» Exercise aim
Would you set down every entry shown below, precisely as written?

Collected data entries
[start]

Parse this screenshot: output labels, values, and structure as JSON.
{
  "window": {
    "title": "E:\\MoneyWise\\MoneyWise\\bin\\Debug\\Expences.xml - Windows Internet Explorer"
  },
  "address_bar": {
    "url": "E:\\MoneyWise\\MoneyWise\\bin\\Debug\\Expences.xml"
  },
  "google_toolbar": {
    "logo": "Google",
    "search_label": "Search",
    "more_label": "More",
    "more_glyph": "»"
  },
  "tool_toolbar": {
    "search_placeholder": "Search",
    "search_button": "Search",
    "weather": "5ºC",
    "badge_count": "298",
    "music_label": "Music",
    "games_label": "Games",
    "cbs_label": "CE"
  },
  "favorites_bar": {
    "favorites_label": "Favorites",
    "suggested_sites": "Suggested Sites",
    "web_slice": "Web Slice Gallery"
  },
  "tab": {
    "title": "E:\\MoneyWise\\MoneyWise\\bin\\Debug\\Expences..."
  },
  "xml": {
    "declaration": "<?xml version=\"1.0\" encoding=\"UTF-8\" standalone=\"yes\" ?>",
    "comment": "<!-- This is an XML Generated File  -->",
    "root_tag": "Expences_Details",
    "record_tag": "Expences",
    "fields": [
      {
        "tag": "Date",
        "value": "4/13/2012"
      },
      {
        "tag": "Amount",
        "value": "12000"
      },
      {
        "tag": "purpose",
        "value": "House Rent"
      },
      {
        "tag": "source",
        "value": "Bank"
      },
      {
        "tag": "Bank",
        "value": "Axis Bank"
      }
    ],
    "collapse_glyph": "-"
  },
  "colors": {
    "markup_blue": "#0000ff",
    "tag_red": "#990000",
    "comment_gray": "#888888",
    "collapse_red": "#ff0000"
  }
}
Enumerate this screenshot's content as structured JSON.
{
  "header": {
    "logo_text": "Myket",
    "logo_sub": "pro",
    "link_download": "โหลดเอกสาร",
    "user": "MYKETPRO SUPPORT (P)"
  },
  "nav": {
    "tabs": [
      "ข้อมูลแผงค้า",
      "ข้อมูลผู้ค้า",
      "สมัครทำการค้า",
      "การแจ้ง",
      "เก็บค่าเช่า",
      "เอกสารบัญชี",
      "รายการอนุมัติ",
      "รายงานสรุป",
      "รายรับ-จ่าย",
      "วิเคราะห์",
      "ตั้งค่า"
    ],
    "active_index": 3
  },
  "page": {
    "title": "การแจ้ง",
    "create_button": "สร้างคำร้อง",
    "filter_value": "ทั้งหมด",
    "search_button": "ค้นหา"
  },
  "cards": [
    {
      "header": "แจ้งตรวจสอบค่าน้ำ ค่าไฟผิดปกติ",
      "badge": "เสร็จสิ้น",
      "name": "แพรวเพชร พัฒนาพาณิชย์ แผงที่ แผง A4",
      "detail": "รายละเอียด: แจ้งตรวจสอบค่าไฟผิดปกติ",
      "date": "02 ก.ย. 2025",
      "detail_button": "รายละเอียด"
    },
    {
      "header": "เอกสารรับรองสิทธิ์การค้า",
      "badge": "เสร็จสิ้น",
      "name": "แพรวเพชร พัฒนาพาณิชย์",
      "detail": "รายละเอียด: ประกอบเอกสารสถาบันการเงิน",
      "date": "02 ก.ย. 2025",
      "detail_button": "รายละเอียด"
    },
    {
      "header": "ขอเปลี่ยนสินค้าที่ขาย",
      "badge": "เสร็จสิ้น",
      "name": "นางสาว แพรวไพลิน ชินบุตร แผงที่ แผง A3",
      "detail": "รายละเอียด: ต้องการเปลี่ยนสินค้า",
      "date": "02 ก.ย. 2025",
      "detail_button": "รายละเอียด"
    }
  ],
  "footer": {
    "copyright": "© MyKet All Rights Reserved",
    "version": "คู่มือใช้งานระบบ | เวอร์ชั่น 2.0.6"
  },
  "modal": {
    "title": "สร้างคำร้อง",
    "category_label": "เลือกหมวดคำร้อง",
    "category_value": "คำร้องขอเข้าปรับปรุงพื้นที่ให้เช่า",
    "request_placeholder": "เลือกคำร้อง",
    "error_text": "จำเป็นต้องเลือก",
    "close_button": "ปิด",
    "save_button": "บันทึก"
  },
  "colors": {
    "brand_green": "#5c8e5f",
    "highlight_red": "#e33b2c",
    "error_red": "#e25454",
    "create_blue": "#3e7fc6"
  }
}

[end]

» Answer to the task
Parse this screenshot: output labels, values, and structure as JSON.
{
  "window": {
    "title": "E:\\MoneyWise\\MoneyWise\\bin\\Debug\\Expences.xml - Windows Internet Explorer"
  },
  "address_bar": {
    "url": "E:\\MoneyWise\\MoneyWise\\bin\\Debug\\Expences.xml"
  },
  "google_toolbar": {
    "logo": "Google",
    "search_label": "Search",
    "more_label": "More",
    "more_glyph": "»"
  },
  "tool_toolbar": {
    "search_placeholder": "Search",
    "search_button": "Search",
    "weather": "5ºC",
    "badge_count": "298",
    "music_label": "Music",
    "games_label": "Games",
    "cbs_label": "CE"
  },
  "favorites_bar": {
    "favorites_label": "Favorites",
    "suggested_sites": "Suggested Sites",
    "web_slice": "Web Slice Gallery"
  },
  "tab": {
    "title": "E:\\MoneyWise\\MoneyWise\\bin\\Debug\\Expences..."
  },
  "xml": {
    "declaration": "<?xml version=\"1.0\" encoding=\"UTF-8\" standalone=\"yes\" ?>",
    "comment": "<!-- This is an XML Generated File  -->",
    "root_tag": "Expences_Details",
    "record_tag": "Expences",
    "fields": [
      {
        "tag": "Date",
        "value": "4/13/2012"
      },
      {
        "tag": "Amount",
        "value": "12000"
      },
      {
        "tag": "purpose",
        "value": "House Rent"
      },
      {
        "tag": "source",
        "value": "Bank"
      },
      {
        "tag": "Bank",
        "value": "Axis Bank"
      }
    ],
    "collapse_glyph": "-"
  },
  "colors": {
    "markup_blue": "#0000ff",
    "tag_red": "#990000",
    "comment_gray": "#888888",
    "collapse_red": "#ff0000"
  }
}
Enumerate this screenshot's content as structured JSON.
{
  "header": {
    "logo_text": "Myket",
    "logo_sub": "pro",
    "link_download": "โหลดเอกสาร",
    "user": "MYKETPRO SUPPORT (P)"
  },
  "nav": {
    "tabs": [
      "ข้อมูลแผงค้า",
      "ข้อมูลผู้ค้า",
      "สมัครทำการค้า",
      "การแจ้ง",
      "เก็บค่าเช่า",
      "เอกสารบัญชี",
      "รายการอนุมัติ",
      "รายงานสรุป",
      "รายรับ-จ่าย",
      "วิเคราะห์",
      "ตั้งค่า"
    ],
    "active_index": 3
  },
  "page": {
    "title": "การแจ้ง",
    "create_button": "สร้างคำร้อง",
    "filter_value": "ทั้งหมด",
    "search_button": "ค้นหา"
  },
  "cards": [
    {
      "header": "แจ้งตรวจสอบค่าน้ำ ค่าไฟผิดปกติ",
      "badge": "เสร็จสิ้น",
      "name": "แพรวเพชร พัฒนาพาณิชย์ แผงที่ แผง A4",
      "detail": "รายละเอียด: แจ้งตรวจสอบค่าไฟผิดปกติ",
      "date": "02 ก.ย. 2025",
      "detail_button": "รายละเอียด"
    },
    {
      "header": "เอกสารรับรองสิทธิ์การค้า",
      "badge": "เสร็จสิ้น",
      "name": "แพรวเพชร พัฒนาพาณิชย์",
      "detail": "รายละเอียด: ประกอบเอกสารสถาบันการเงิน",
      "date": "02 ก.ย. 2025",
      "detail_button": "รายละเอียด"
    },
    {
      "header": "ขอเปลี่ยนสินค้าที่ขาย",
      "badge": "เสร็จสิ้น",
      "name": "นางสาว แพรวไพลิน ชินบุตร แผงที่ แผง A3",
      "detail": "รายละเอียด: ต้องการเปลี่ยนสินค้า",
      "date": "02 ก.ย. 2025",
      "detail_button": "รายละเอียด"
    }
  ],
  "footer": {
    "copyright": "© MyKet All Rights Reserved",
    "version": "คู่มือใช้งานระบบ | เวอร์ชั่น 2.0.6"
  },
  "modal": {
    "title": "สร้างคำร้อง",
    "category_label": "เลือกหมวดคำร้อง",
    "category_value": "คำร้องขอเข้าปรับปรุงพื้นที่ให้เช่า",
    "request_placeholder": "เลือกคำร้อง",
    "error_text": "จำเป็นต้องเลือก",
    "close_button": "ปิด",
    "save_button": "บันทึก"
  },
  "colors": {
    "brand_green": "#5c8e5f",
    "highlight_red": "#e33b2c",
    "error_red": "#e25454",
    "create_blue": "#3e7fc6"
  }
}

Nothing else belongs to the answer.